[Entries with figure data]

⁂

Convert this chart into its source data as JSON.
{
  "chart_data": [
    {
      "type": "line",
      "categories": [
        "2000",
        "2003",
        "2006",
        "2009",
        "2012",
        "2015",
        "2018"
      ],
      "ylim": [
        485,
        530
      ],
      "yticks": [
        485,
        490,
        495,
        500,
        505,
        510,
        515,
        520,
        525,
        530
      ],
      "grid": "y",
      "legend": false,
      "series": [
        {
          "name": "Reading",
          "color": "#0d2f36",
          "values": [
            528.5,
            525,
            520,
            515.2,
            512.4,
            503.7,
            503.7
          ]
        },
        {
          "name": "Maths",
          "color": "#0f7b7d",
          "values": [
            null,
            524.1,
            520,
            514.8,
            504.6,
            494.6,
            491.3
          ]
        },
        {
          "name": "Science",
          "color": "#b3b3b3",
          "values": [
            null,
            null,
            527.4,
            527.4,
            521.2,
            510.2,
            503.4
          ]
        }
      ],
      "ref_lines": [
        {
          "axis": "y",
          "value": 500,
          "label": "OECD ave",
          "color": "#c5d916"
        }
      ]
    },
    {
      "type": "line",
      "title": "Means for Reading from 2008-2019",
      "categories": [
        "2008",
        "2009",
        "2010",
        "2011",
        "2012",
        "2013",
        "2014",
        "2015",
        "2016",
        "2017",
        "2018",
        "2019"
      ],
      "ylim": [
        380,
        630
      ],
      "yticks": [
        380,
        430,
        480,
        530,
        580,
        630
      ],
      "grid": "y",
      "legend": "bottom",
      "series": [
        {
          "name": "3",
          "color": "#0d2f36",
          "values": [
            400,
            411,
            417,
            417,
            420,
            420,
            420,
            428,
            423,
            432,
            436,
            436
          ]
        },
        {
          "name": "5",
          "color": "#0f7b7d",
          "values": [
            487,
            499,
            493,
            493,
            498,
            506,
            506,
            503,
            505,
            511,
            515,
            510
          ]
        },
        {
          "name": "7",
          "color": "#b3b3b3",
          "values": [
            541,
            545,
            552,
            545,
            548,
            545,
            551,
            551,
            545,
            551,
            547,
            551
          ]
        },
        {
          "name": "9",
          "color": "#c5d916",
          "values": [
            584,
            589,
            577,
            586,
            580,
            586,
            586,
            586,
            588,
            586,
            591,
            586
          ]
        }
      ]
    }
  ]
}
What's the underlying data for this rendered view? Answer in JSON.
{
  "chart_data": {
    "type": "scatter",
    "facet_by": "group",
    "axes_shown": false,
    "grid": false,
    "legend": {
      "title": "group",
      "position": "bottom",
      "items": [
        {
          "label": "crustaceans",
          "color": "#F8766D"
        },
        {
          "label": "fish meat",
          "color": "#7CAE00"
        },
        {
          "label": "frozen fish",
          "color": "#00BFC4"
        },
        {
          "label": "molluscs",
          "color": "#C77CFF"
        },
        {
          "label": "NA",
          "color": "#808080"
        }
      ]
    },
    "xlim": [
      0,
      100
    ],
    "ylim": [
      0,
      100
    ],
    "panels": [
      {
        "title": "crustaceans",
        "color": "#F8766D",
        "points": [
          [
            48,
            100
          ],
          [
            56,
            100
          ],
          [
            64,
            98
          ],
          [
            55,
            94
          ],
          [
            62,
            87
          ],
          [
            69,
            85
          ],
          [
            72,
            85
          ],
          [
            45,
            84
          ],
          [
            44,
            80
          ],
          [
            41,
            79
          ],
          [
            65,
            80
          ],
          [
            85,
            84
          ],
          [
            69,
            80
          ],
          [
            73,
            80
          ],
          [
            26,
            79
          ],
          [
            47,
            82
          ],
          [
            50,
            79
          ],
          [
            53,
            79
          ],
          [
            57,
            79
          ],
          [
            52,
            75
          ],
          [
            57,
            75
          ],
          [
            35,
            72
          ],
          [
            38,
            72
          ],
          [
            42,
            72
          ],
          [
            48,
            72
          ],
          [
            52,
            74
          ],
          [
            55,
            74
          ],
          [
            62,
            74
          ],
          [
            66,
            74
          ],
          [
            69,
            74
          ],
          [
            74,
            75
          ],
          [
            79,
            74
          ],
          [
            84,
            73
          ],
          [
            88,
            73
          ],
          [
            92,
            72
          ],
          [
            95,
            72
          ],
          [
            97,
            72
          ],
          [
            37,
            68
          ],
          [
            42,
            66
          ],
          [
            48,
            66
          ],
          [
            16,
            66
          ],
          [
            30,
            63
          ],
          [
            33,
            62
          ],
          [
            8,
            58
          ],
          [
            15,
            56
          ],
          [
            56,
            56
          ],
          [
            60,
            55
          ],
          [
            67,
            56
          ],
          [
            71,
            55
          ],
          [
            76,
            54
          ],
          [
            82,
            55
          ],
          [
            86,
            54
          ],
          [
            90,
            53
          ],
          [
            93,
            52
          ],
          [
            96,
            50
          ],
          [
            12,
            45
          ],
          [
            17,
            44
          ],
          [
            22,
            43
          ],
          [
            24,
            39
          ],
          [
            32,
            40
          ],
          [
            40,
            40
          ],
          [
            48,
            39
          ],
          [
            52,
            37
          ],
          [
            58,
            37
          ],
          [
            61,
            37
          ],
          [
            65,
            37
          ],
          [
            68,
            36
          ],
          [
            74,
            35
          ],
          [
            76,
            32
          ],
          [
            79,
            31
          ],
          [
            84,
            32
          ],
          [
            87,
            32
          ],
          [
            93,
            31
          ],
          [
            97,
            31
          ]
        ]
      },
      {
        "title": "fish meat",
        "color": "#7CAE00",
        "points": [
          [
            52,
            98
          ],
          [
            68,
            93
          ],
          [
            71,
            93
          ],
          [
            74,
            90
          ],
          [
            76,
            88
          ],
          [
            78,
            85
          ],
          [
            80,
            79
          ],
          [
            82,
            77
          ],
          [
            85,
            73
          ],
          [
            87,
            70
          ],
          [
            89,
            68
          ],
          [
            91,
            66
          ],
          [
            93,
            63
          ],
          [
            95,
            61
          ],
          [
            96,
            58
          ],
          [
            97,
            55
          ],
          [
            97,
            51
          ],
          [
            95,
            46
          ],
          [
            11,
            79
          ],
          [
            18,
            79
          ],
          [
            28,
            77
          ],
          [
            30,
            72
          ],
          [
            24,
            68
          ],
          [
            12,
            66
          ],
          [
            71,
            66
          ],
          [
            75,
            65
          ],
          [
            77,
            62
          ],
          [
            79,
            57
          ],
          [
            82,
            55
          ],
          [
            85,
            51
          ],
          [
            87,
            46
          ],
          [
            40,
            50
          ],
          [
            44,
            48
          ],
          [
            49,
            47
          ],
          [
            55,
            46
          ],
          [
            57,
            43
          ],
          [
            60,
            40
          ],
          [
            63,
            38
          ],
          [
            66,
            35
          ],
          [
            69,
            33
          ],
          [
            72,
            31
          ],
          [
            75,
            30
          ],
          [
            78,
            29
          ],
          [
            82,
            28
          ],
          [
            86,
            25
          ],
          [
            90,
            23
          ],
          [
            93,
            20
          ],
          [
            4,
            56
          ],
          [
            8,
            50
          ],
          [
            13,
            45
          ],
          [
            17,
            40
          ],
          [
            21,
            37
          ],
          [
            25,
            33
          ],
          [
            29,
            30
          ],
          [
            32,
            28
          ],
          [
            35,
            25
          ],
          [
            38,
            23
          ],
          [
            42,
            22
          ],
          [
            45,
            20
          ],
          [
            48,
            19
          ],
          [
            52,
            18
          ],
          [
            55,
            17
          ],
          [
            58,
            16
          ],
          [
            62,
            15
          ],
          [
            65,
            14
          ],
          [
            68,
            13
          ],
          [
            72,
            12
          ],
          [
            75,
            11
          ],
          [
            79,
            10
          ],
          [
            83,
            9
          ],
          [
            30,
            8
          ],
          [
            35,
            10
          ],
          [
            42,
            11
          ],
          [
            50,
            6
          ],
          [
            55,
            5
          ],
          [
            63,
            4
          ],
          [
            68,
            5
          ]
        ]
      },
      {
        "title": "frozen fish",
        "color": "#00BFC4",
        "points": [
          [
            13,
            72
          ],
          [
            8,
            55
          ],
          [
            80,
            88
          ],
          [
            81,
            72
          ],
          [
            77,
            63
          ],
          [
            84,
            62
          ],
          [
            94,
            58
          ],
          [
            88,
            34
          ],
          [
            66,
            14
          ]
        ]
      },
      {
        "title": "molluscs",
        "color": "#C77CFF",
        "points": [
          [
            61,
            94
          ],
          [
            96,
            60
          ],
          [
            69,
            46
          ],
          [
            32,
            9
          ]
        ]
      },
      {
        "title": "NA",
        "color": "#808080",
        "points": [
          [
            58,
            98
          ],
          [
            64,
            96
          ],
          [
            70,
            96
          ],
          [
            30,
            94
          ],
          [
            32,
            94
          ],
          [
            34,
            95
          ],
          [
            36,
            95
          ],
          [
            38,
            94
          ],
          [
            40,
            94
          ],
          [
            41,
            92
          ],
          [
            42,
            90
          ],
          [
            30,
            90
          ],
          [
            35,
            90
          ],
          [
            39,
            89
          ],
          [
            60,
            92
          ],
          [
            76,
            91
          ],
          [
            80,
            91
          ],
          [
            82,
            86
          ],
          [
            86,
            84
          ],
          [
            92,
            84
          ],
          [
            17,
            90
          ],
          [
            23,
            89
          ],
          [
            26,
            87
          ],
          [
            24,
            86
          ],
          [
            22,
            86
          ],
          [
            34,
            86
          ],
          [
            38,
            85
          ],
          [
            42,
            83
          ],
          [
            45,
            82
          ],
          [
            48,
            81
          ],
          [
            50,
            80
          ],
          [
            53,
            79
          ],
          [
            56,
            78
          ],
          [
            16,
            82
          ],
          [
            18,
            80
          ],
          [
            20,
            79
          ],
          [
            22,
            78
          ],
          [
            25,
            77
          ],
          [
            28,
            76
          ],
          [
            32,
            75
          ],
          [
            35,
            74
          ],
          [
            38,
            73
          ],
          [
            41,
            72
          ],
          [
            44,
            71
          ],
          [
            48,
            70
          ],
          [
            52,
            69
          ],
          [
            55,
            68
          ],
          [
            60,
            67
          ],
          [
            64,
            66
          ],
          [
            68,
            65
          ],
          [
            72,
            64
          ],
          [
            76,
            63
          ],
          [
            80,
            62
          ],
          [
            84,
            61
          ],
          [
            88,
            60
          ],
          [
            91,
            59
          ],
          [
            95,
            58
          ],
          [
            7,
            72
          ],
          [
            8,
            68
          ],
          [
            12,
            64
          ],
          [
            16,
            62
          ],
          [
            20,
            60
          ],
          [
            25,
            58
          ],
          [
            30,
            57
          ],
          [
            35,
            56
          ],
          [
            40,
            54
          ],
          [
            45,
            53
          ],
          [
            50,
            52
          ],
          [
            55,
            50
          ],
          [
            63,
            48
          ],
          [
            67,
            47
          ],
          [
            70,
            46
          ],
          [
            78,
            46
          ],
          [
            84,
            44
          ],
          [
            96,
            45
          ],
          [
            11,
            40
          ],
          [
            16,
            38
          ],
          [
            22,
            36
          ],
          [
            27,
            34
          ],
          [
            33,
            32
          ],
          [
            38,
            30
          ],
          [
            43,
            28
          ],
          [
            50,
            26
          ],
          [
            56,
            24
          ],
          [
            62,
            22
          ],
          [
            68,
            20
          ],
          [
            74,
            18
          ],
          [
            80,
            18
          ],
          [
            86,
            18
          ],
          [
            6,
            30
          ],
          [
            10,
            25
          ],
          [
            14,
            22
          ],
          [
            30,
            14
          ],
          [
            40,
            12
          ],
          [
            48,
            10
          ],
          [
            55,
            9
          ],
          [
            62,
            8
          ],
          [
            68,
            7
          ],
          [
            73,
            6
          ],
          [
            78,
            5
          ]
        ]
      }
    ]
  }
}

⁂

• YOUR TASK
Extract every line above containing the word "JSON".

• ANSWER TO THIS EXERCISE
Convert this chart into its source data as JSON.
What's the underlying data for this rendered view? Answer in JSON.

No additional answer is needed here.